Stated problem:
Look through the data below and say how many of its lines contain "messages", adding nothing else.

Records shown:
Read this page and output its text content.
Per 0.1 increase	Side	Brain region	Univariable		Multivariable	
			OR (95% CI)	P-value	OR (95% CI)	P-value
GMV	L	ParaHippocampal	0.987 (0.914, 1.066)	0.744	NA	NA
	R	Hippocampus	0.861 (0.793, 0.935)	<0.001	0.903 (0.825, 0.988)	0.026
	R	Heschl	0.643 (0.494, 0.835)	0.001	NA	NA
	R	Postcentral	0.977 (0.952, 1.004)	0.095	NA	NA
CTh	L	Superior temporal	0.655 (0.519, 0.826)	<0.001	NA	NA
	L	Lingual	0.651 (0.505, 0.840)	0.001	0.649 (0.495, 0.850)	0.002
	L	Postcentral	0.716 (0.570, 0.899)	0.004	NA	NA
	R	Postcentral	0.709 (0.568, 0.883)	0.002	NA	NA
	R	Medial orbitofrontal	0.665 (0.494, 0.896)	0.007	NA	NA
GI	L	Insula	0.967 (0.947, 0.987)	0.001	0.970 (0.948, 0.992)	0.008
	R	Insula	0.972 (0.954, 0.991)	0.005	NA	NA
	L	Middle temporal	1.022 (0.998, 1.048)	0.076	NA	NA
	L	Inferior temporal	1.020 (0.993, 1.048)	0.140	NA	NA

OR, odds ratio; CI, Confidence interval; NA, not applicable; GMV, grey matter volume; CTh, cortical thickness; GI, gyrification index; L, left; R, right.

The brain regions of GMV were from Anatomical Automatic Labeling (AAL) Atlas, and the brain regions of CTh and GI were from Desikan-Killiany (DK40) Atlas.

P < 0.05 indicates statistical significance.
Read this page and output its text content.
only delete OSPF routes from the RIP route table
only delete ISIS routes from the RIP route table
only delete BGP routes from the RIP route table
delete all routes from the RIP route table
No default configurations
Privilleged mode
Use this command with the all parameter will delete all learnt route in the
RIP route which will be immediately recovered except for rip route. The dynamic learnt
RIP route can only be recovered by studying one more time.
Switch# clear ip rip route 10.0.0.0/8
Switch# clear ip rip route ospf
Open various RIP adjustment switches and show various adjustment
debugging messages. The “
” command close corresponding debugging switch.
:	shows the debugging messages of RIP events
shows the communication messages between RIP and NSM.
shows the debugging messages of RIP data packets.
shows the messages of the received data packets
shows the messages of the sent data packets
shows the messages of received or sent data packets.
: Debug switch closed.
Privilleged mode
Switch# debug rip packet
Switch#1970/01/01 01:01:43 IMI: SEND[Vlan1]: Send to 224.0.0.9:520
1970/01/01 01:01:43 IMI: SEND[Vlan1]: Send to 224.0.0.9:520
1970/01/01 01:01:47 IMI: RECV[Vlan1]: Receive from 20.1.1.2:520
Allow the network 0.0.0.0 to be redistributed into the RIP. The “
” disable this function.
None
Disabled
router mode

The result:
7